----- Dataset

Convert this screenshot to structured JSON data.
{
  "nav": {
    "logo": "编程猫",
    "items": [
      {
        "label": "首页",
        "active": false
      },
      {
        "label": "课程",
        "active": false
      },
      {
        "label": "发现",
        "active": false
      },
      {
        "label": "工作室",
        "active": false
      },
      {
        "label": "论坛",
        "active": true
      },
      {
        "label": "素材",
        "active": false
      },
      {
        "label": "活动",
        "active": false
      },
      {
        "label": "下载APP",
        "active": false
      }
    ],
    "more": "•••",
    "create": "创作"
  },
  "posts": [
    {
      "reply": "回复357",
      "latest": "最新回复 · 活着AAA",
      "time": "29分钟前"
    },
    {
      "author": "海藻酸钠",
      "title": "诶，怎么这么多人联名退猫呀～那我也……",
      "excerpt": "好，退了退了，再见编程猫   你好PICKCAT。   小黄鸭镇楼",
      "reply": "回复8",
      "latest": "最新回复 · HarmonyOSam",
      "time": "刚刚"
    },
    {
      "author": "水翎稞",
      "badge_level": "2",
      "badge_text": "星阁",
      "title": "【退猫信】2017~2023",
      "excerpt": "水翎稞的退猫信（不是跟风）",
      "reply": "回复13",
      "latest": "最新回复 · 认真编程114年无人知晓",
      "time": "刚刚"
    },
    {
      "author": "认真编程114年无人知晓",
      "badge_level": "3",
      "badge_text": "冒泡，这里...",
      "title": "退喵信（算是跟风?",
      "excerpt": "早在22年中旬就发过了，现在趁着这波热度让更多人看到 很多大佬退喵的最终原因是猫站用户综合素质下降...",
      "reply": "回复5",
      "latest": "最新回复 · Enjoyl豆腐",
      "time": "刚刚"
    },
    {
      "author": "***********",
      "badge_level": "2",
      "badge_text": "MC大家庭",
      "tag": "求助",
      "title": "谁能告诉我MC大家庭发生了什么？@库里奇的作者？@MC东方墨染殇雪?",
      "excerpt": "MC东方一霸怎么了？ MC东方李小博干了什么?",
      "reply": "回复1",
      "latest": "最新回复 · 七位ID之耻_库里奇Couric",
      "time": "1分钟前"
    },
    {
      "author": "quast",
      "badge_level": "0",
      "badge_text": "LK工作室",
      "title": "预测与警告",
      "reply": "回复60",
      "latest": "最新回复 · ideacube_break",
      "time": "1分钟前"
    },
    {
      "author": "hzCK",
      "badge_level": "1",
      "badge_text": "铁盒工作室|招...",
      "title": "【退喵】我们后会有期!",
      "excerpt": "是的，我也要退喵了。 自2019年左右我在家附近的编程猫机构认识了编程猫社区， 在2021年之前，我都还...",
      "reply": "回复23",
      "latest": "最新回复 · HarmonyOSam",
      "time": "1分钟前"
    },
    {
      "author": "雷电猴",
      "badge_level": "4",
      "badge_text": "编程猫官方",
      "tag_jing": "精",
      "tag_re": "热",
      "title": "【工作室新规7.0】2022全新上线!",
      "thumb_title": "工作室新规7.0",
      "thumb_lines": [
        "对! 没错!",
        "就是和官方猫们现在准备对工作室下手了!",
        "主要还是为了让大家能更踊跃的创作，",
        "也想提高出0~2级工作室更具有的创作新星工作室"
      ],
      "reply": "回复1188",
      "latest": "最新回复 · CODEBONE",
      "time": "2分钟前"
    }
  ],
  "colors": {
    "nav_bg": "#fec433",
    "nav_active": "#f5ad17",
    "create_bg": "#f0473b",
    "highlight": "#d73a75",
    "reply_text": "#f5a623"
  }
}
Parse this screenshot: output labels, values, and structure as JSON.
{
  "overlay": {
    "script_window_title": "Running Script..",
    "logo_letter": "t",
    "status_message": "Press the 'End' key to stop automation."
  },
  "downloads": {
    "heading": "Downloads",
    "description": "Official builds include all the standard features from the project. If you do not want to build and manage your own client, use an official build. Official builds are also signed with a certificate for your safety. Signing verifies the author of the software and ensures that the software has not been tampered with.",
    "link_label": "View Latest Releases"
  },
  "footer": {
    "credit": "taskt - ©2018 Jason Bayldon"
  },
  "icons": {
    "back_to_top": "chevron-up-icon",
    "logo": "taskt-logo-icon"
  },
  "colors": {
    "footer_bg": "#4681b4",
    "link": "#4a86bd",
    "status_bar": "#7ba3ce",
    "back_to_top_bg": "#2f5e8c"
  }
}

----------

Begin with the line containing "Parse this screenshot: output" and repeat each line exactly until the records above end.

• _Right answer_
Parse this screenshot: output labels, values, and structure as JSON.
{
  "overlay": {
    "script_window_title": "Running Script..",
    "logo_letter": "t",
    "status_message": "Press the 'End' key to stop automation."
  },
  "downloads": {
    "heading": "Downloads",
    "description": "Official builds include all the standard features from the project. If you do not want to build and manage your own client, use an official build. Official builds are also signed with a certificate for your safety. Signing verifies the author of the software and ensures that the software has not been tampered with.",
    "link_label": "View Latest Releases"
  },
  "footer": {
    "credit": "taskt - ©2018 Jason Bayldon"
  },
  "icons": {
    "back_to_top": "chevron-up-icon",
    "logo": "taskt-logo-icon"
  },
  "colors": {
    "footer_bg": "#4681b4",
    "link": "#4a86bd",
    "status_bar": "#7ba3ce",
    "back_to_top_bg": "#2f5e8c"
  }
}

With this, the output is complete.